--- Information given ---
• • • • • • •
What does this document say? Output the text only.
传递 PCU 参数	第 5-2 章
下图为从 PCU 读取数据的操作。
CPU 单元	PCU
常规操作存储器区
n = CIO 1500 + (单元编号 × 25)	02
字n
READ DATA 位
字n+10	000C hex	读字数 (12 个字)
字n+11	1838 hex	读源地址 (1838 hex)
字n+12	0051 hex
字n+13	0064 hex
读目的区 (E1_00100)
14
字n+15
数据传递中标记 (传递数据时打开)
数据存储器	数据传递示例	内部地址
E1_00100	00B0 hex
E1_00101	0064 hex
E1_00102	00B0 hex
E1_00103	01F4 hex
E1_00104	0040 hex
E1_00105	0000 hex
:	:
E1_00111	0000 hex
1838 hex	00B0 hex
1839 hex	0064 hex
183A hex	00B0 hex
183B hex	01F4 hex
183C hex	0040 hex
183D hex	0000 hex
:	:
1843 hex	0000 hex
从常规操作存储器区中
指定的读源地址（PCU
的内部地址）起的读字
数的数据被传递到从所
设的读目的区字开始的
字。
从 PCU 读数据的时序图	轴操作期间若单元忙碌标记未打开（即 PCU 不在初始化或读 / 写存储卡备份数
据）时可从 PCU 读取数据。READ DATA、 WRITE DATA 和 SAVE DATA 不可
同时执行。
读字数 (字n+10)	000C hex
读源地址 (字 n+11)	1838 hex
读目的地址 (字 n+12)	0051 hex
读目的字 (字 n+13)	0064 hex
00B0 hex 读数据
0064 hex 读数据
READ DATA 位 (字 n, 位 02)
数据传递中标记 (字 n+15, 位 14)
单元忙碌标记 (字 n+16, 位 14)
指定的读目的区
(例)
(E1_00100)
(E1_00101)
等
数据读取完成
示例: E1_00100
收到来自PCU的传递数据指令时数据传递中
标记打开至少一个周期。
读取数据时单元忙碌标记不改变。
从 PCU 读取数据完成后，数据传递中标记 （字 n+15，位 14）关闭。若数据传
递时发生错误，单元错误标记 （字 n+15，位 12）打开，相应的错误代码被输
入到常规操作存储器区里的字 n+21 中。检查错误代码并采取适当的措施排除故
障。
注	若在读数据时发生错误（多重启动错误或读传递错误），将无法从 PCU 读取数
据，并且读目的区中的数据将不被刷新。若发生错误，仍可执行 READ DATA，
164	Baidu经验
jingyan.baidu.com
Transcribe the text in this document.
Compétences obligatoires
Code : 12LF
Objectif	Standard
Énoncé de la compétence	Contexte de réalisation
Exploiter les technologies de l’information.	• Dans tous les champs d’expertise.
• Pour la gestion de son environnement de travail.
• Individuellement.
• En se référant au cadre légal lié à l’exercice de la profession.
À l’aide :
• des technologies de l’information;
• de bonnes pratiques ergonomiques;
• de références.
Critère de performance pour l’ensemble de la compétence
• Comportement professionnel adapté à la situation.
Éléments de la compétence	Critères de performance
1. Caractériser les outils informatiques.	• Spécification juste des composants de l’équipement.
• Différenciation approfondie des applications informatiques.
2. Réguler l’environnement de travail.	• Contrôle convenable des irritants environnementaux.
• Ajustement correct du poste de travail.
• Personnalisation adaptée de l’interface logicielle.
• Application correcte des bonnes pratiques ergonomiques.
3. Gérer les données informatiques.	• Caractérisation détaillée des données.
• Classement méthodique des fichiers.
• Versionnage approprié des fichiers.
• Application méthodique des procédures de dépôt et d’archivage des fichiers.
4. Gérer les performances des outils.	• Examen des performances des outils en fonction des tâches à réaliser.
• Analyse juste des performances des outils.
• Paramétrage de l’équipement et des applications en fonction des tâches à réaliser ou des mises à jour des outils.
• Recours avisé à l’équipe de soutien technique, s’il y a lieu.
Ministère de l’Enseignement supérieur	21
• • • • • • •
--- Do this ---
In the listing, find each line with the string "informatiques" and copy it.

--- Full solution ---
1. Caractériser les outils informatiques.	• Spécification juste des composants de l’équipement.
• Différenciation approfondie des applications informatiques.
3. Gérer les données informatiques.	• Caractérisation détaillée des données.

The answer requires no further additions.